## Data entries:
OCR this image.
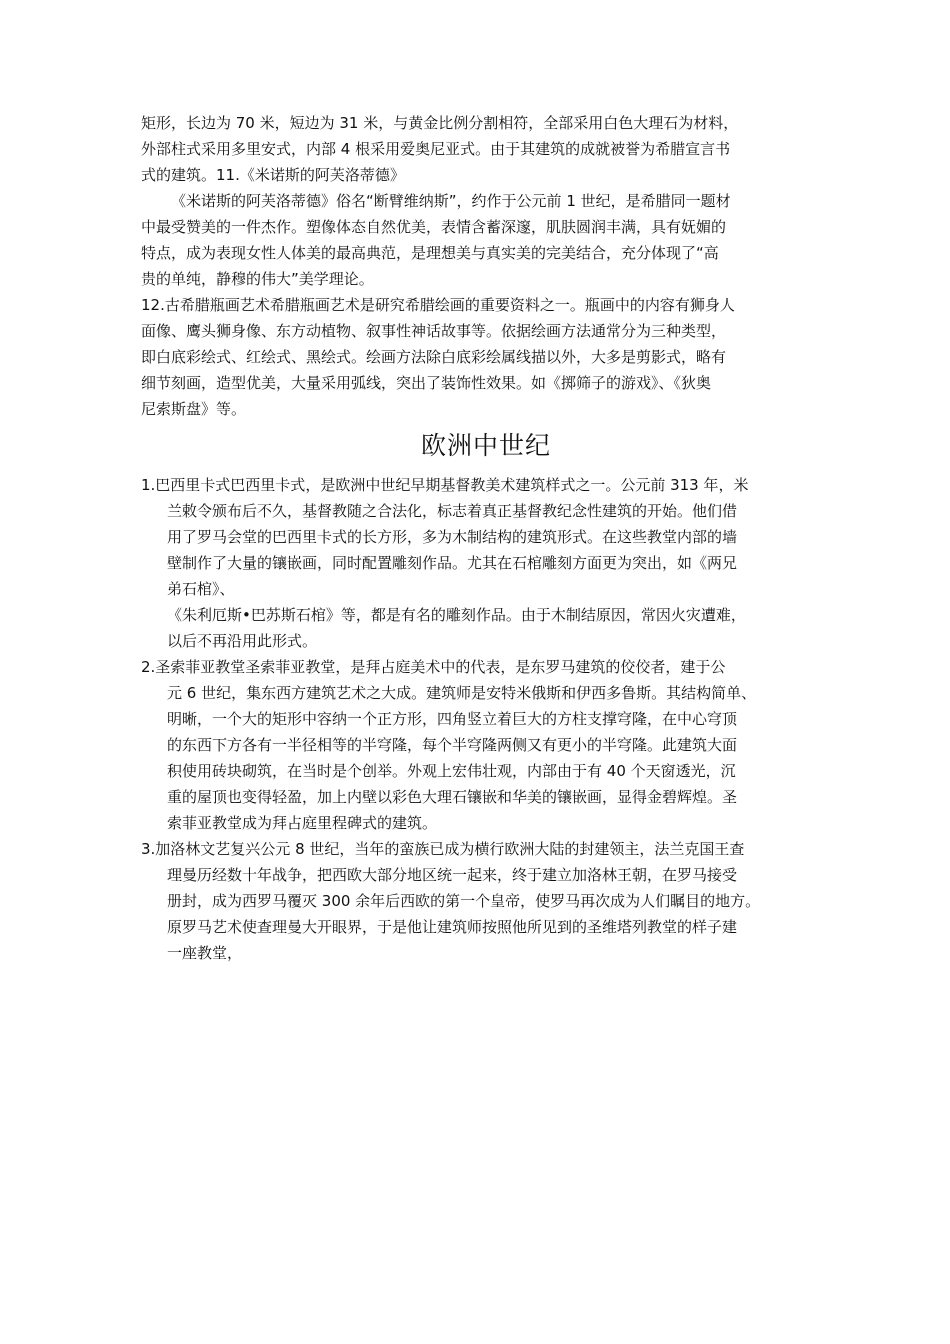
矩形，长边为 70 米，短边为 31 米，与黄金比例分割相符，全部采用白色大理石为材料，
外部柱式采用多里安式，内部 4 根采用爱奥尼亚式。由于其建筑的成就被誉为希腊宣言书
式的建筑。11.《米诺斯的阿芙洛蒂德》
《米诺斯的阿芙洛蒂德》俗名“断臂维纳斯”，约作于公元前 1 世纪，是希腊同一题材
中最受赞美的一件杰作。塑像体态自然优美，表情含蓄深邃，肌肤圆润丰满，具有妩媚的
特点，成为表现女性人体美的最高典范，是理想美与真实美的完美结合，充分体现了“高
贵的单纯，静穆的伟大”美学理论。
12.古希腊瓶画艺术希腊瓶画艺术是研究希腊绘画的重要资料之一。瓶画中的内容有狮身人
面像、鹰头狮身像、东方动植物、叙事性神话故事等。依据绘画方法通常分为三种类型，
即白底彩绘式、红绘式、黑绘式。绘画方法除白底彩绘属线描以外，大多是剪影式，略有
细节刻画，造型优美，大量采用弧线，突出了装饰性效果。如《掷筛子的游戏》、《狄奥
尼索斯盘》等。
欧洲中世纪
1.巴西里卡式巴西里卡式，是欧洲中世纪早期基督教美术建筑样式之一。公元前 313 年，米
兰敕令颁布后不久，基督教随之合法化，标志着真正基督教纪念性建筑的开始。他们借
用了罗马会堂的巴西里卡式的长方形，多为木制结构的建筑形式。在这些教堂内部的墙
壁制作了大量的镶嵌画，同时配置雕刻作品。尤其在石棺雕刻方面更为突出，如《两兄
弟石棺》、
《朱利厄斯•巴苏斯石棺》等，都是有名的雕刻作品。由于木制结原因，常因火灾遭难，
以后不再沿用此形式。
2.圣索菲亚教堂圣索菲亚教堂，是拜占庭美术中的代表，是东罗马建筑的佼佼者，建于公
元 6 世纪，集东西方建筑艺术之大成。建筑师是安特米俄斯和伊西多鲁斯。其结构简单、
明晰，一个大的矩形中容纳一个正方形，四角竖立着巨大的方柱支撑穹隆，在中心穹顶
的东西下方各有一半径相等的半穹隆，每个半穹隆两侧又有更小的半穹隆。此建筑大面
积使用砖块砌筑，在当时是个创举。外观上宏伟壮观，内部由于有 40 个天窗透光，沉
重的屋顶也变得轻盈，加上内壁以彩色大理石镶嵌和华美的镶嵌画，显得金碧辉煌。圣
索菲亚教堂成为拜占庭里程碑式的建筑。
3.加洛林文艺复兴公元 8 世纪，当年的蛮族已成为横行欧洲大陆的封建领主，法兰克国王查
理曼历经数十年战争，把西欧大部分地区统一起来，终于建立加洛林王朝，在罗马接受
册封，成为西罗马覆灭 300 余年后西欧的第一个皇帝，使罗马再次成为人们瞩目的地方。
原罗马艺术使查理曼大开眼界，于是他让建筑师按照他所见到的圣维塔列教堂的样子建
一座教堂，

## EXERCISE AIM:
Omit the pictures, then output the rest of the listing exactly.

## WRITTEN ANSWER:
OCR this image.
矩形，长边为 70 米，短边为 31 米，与黄金比例分割相符，全部采用白色大理石为材料，
外部柱式采用多里安式，内部 4 根采用爱奥尼亚式。由于其建筑的成就被誉为希腊宣言书
式的建筑。11.《米诺斯的阿芙洛蒂德》
《米诺斯的阿芙洛蒂德》俗名“断臂维纳斯”，约作于公元前 1 世纪，是希腊同一题材
中最受赞美的一件杰作。塑像体态自然优美，表情含蓄深邃，肌肤圆润丰满，具有妩媚的
特点，成为表现女性人体美的最高典范，是理想美与真实美的完美结合，充分体现了“高
贵的单纯，静穆的伟大”美学理论。
12.古希腊瓶画艺术希腊瓶画艺术是研究希腊绘画的重要资料之一。瓶画中的内容有狮身人
面像、鹰头狮身像、东方动植物、叙事性神话故事等。依据绘画方法通常分为三种类型，
即白底彩绘式、红绘式、黑绘式。绘画方法除白底彩绘属线描以外，大多是剪影式，略有
细节刻画，造型优美，大量采用弧线，突出了装饰性效果。如《掷筛子的游戏》、《狄奥
尼索斯盘》等。
欧洲中世纪
1.巴西里卡式巴西里卡式，是欧洲中世纪早期基督教美术建筑样式之一。公元前 313 年，米
兰敕令颁布后不久，基督教随之合法化，标志着真正基督教纪念性建筑的开始。他们借
用了罗马会堂的巴西里卡式的长方形，多为木制结构的建筑形式。在这些教堂内部的墙
壁制作了大量的镶嵌画，同时配置雕刻作品。尤其在石棺雕刻方面更为突出，如《两兄
弟石棺》、
《朱利厄斯•巴苏斯石棺》等，都是有名的雕刻作品。由于木制结原因，常因火灾遭难，
以后不再沿用此形式。
2.圣索菲亚教堂圣索菲亚教堂，是拜占庭美术中的代表，是东罗马建筑的佼佼者，建于公
元 6 世纪，集东西方建筑艺术之大成。建筑师是安特米俄斯和伊西多鲁斯。其结构简单、
明晰，一个大的矩形中容纳一个正方形，四角竖立着巨大的方柱支撑穹隆，在中心穹顶
的东西下方各有一半径相等的半穹隆，每个半穹隆两侧又有更小的半穹隆。此建筑大面
积使用砖块砌筑，在当时是个创举。外观上宏伟壮观，内部由于有 40 个天窗透光，沉
重的屋顶也变得轻盈，加上内壁以彩色大理石镶嵌和华美的镶嵌画，显得金碧辉煌。圣
索菲亚教堂成为拜占庭里程碑式的建筑。
3.加洛林文艺复兴公元 8 世纪，当年的蛮族已成为横行欧洲大陆的封建领主，法兰克国王查
理曼历经数十年战争，把西欧大部分地区统一起来，终于建立加洛林王朝，在罗马接受
册封，成为西罗马覆灭 300 余年后西欧的第一个皇帝，使罗马再次成为人们瞩目的地方。
原罗马艺术使查理曼大开眼界，于是他让建筑师按照他所见到的圣维塔列教堂的样子建
一座教堂，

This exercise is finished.